■ Goal of the exercise: Would you write out the entries below, every one of them, exactly?

■ Items:
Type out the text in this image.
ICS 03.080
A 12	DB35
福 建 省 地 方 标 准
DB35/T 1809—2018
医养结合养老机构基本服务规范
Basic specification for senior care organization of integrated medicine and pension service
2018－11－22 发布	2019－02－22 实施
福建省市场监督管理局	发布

■ Exercise result:
Type out the text in this image.
ICS 03.080
A 12	DB35
福 建 省 地 方 标 准
DB35/T 1809—2018
医养结合养老机构基本服务规范
Basic specification for senior care organization of integrated medicine and pension service
2018－11－22 发布	2019－02－22 实施
福建省市场监督管理局	发布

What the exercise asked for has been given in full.